WORK REQUIRED: Could you reproduce each of the entries below, keeping every character unchanged?

MATERIAL PROVIDED:
·····

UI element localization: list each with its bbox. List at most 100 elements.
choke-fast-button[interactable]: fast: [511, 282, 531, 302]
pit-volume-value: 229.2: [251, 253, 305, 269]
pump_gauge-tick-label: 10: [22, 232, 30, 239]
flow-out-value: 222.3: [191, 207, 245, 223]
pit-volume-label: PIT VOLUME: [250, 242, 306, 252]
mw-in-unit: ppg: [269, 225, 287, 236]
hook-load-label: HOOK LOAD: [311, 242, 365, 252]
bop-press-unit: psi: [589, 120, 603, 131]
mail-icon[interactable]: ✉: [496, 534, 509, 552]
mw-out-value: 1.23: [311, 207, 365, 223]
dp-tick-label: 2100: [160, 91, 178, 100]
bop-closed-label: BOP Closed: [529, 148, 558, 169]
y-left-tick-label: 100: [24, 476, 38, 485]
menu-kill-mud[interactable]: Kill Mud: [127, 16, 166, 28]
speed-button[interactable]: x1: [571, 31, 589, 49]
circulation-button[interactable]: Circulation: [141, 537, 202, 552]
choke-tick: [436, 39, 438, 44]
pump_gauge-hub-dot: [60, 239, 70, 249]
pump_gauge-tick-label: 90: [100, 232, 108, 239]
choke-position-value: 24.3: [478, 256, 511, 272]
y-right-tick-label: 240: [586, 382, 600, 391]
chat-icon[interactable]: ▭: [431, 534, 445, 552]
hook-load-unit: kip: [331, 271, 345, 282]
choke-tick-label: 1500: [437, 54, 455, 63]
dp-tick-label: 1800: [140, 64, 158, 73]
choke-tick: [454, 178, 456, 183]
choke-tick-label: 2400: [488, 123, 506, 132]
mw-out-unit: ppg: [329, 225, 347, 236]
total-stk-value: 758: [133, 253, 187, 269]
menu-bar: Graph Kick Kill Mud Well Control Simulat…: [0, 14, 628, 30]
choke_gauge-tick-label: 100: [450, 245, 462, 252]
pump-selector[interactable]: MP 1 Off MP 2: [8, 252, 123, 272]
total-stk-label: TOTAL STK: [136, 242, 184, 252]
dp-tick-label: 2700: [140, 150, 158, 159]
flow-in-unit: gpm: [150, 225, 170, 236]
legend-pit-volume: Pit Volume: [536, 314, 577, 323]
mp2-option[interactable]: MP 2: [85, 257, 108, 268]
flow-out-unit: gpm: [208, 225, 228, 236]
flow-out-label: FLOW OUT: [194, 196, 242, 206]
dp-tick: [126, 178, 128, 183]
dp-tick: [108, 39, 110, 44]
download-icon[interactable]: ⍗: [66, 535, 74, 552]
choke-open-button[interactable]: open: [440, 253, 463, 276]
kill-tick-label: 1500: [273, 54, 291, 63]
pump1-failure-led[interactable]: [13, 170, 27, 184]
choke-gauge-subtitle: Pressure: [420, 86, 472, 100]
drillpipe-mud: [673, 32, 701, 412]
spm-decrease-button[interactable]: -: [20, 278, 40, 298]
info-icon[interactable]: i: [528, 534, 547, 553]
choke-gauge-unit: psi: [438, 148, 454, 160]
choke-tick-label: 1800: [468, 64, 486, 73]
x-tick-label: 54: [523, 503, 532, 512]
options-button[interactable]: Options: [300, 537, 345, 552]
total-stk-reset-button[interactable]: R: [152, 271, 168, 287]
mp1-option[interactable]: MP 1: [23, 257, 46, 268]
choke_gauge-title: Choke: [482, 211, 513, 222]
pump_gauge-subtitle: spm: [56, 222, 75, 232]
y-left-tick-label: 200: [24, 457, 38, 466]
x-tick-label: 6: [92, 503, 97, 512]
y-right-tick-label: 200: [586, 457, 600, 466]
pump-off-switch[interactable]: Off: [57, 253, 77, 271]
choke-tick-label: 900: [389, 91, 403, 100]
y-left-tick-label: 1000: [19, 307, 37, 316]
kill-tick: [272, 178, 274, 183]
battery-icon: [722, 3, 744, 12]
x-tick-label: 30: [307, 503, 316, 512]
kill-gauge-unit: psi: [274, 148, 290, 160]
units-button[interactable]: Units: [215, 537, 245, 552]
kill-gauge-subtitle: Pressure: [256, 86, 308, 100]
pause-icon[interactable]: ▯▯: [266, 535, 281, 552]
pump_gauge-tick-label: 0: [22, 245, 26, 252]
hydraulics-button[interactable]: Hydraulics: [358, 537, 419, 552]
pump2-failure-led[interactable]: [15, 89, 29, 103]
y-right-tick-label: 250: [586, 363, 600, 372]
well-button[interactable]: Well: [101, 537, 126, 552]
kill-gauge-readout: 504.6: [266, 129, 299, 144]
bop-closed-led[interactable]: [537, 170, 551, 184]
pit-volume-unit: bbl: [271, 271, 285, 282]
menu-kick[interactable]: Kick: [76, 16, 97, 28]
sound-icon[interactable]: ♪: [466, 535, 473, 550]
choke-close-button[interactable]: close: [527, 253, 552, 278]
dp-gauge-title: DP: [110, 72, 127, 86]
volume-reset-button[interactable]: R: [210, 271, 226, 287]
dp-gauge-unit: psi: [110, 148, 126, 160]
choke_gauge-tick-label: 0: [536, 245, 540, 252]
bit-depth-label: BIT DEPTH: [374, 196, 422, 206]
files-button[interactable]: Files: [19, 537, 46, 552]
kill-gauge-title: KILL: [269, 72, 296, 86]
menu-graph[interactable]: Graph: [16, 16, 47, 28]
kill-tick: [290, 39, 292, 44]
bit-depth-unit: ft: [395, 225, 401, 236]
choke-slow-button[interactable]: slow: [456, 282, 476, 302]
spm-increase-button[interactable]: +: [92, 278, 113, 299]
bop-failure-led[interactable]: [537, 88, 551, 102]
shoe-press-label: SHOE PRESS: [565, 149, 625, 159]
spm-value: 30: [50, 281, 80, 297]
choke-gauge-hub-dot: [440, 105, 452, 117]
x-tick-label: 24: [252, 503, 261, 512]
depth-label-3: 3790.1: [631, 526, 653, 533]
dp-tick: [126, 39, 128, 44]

·····

COMPLETED TASK:
UI element localization: list each with its bbox. List at most 100 elements.
choke-fast-button[interactable]: fast: [511, 282, 531, 302]
pit-volume-value: 229.2: [251, 253, 305, 269]
pump_gauge-tick-label: 10: [22, 232, 30, 239]
flow-out-value: 222.3: [191, 207, 245, 223]
pit-volume-label: PIT VOLUME: [250, 242, 306, 252]
mw-in-unit: ppg: [269, 225, 287, 236]
hook-load-label: HOOK LOAD: [311, 242, 365, 252]
bop-press-unit: psi: [589, 120, 603, 131]
mail-icon[interactable]: ✉: [496, 534, 509, 552]
mw-out-value: 1.23: [311, 207, 365, 223]
dp-tick-label: 2100: [160, 91, 178, 100]
bop-closed-label: BOP Closed: [529, 148, 558, 169]
y-left-tick-label: 100: [24, 476, 38, 485]
menu-kill-mud[interactable]: Kill Mud: [127, 16, 166, 28]
speed-button[interactable]: x1: [571, 31, 589, 49]
circulation-button[interactable]: Circulation: [141, 537, 202, 552]
choke-tick: [436, 39, 438, 44]
pump_gauge-hub-dot: [60, 239, 70, 249]
pump_gauge-tick-label: 90: [100, 232, 108, 239]
choke-position-value: 24.3: [478, 256, 511, 272]
y-right-tick-label: 240: [586, 382, 600, 391]
chat-icon[interactable]: ▭: [431, 534, 445, 552]
hook-load-unit: kip: [331, 271, 345, 282]
choke-tick-label: 1500: [437, 54, 455, 63]
dp-tick-label: 1800: [140, 64, 158, 73]
choke-tick: [454, 178, 456, 183]
choke-tick-label: 2400: [488, 123, 506, 132]
mw-out-unit: ppg: [329, 225, 347, 236]
total-stk-value: 758: [133, 253, 187, 269]
menu-bar: Graph Kick Kill Mud Well Control Simulat…: [0, 14, 628, 30]
choke_gauge-tick-label: 100: [450, 245, 462, 252]
pump-selector[interactable]: MP 1 Off MP 2: [8, 252, 123, 272]
total-stk-label: TOTAL STK: [136, 242, 184, 252]
dp-tick-label: 2700: [140, 150, 158, 159]
flow-in-unit: gpm: [150, 225, 170, 236]
legend-pit-volume: Pit Volume: [536, 314, 577, 323]
mp2-option[interactable]: MP 2: [85, 257, 108, 268]
flow-out-unit: gpm: [208, 225, 228, 236]
flow-out-label: FLOW OUT: [194, 196, 242, 206]
dp-tick: [126, 178, 128, 183]
dp-tick: [108, 39, 110, 44]
download-icon[interactable]: ⍗: [66, 535, 74, 552]
choke-open-button[interactable]: open: [440, 253, 463, 276]
kill-tick-label: 1500: [273, 54, 291, 63]
pump1-failure-led[interactable]: [13, 170, 27, 184]
choke-gauge-subtitle: Pressure: [420, 86, 472, 100]
drillpipe-mud: [673, 32, 701, 412]
spm-decrease-button[interactable]: -: [20, 278, 40, 298]
info-icon[interactable]: i: [528, 534, 547, 553]
choke-gauge-unit: psi: [438, 148, 454, 160]
choke-tick-label: 1800: [468, 64, 486, 73]
x-tick-label: 54: [523, 503, 532, 512]
options-button[interactable]: Options: [300, 537, 345, 552]
total-stk-reset-button[interactable]: R: [152, 271, 168, 287]
mp1-option[interactable]: MP 1: [23, 257, 46, 268]
choke_gauge-title: Choke: [482, 211, 513, 222]
pump_gauge-subtitle: spm: [56, 222, 75, 232]
y-left-tick-label: 200: [24, 457, 38, 466]
x-tick-label: 6: [92, 503, 97, 512]
y-right-tick-label: 200: [586, 457, 600, 466]
pump-off-switch[interactable]: Off: [57, 253, 77, 271]
choke-tick-label: 900: [389, 91, 403, 100]
y-left-tick-label: 1000: [19, 307, 37, 316]
kill-tick: [272, 178, 274, 183]
battery-icon: [722, 3, 744, 12]
x-tick-label: 30: [307, 503, 316, 512]
kill-gauge-unit: psi: [274, 148, 290, 160]
units-button[interactable]: Units: [215, 537, 245, 552]
kill-gauge-subtitle: Pressure: [256, 86, 308, 100]
pause-icon[interactable]: ▯▯: [266, 535, 281, 552]
pump_gauge-tick-label: 0: [22, 245, 26, 252]
hydraulics-button[interactable]: Hydraulics: [358, 537, 419, 552]
pump2-failure-led[interactable]: [15, 89, 29, 103]
y-right-tick-label: 250: [586, 363, 600, 372]
well-button[interactable]: Well: [101, 537, 126, 552]
kill-gauge-readout: 504.6: [266, 129, 299, 144]
bop-closed-led[interactable]: [537, 170, 551, 184]
pit-volume-unit: bbl: [271, 271, 285, 282]
menu-kick[interactable]: Kick: [76, 16, 97, 28]
sound-icon[interactable]: ♪: [466, 535, 473, 550]
choke-close-button[interactable]: close: [527, 253, 552, 278]
dp-gauge-title: DP: [110, 72, 127, 86]
volume-reset-button[interactable]: R: [210, 271, 226, 287]
dp-gauge-unit: psi: [110, 148, 126, 160]
choke_gauge-tick-label: 0: [536, 245, 540, 252]
bit-depth-label: BIT DEPTH: [374, 196, 422, 206]
files-button[interactable]: Files: [19, 537, 46, 552]
kill-gauge-title: KILL: [269, 72, 296, 86]
menu-graph[interactable]: Graph: [16, 16, 47, 28]
kill-tick: [290, 39, 292, 44]
bit-depth-unit: ft: [395, 225, 401, 236]
choke-slow-button[interactable]: slow: [456, 282, 476, 302]
spm-increase-button[interactable]: +: [92, 278, 113, 299]
bop-failure-led[interactable]: [537, 88, 551, 102]
shoe-press-label: SHOE PRESS: [565, 149, 625, 159]
spm-value: 30: [50, 281, 80, 297]
choke-gauge-hub-dot: [440, 105, 452, 117]
x-tick-label: 24: [252, 503, 261, 512]
depth-label-3: 3790.1: [631, 526, 653, 533]
dp-tick: [126, 39, 128, 44]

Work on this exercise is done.